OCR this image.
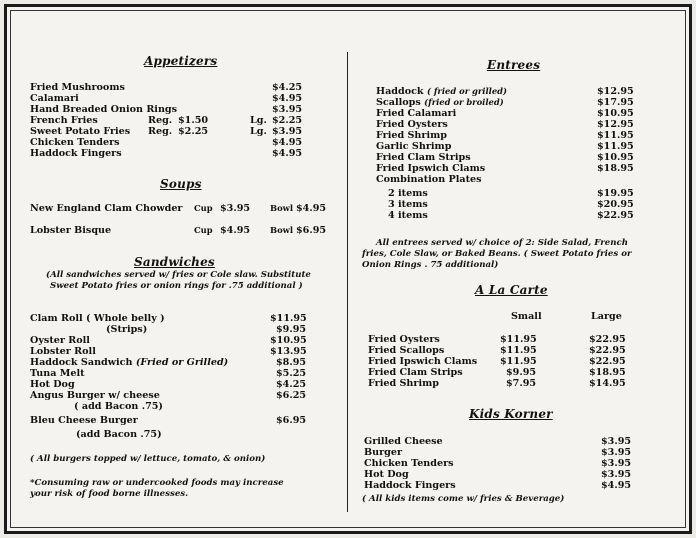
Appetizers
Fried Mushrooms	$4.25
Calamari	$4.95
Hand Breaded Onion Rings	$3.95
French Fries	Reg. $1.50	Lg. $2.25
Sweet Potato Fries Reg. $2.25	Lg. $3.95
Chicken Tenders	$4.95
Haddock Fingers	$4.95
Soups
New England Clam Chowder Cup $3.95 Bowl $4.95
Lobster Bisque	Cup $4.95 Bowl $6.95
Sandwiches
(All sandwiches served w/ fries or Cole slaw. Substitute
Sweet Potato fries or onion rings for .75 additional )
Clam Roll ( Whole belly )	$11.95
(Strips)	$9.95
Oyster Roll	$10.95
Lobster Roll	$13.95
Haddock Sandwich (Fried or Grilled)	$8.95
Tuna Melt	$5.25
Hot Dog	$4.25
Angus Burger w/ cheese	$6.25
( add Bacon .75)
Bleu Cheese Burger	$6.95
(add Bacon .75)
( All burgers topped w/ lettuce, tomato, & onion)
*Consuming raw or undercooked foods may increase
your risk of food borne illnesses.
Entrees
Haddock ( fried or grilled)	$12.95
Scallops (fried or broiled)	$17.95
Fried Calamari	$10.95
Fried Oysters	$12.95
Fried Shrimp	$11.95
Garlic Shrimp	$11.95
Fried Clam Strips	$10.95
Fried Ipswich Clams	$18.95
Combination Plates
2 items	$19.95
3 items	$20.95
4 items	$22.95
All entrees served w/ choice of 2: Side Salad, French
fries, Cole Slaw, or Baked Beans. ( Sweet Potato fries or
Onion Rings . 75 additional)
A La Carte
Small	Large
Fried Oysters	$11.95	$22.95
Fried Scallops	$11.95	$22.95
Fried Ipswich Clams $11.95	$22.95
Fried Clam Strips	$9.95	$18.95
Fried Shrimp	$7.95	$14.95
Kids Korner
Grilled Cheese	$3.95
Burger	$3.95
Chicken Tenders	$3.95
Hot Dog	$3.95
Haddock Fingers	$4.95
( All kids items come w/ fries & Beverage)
====
▶ **TASK**: Copy all lines from the entries that contain the word "additional".

▶ **RESPONSE**:
Sweet Potato fries or onion rings for .75 additional )
Onion Rings . 75 additional)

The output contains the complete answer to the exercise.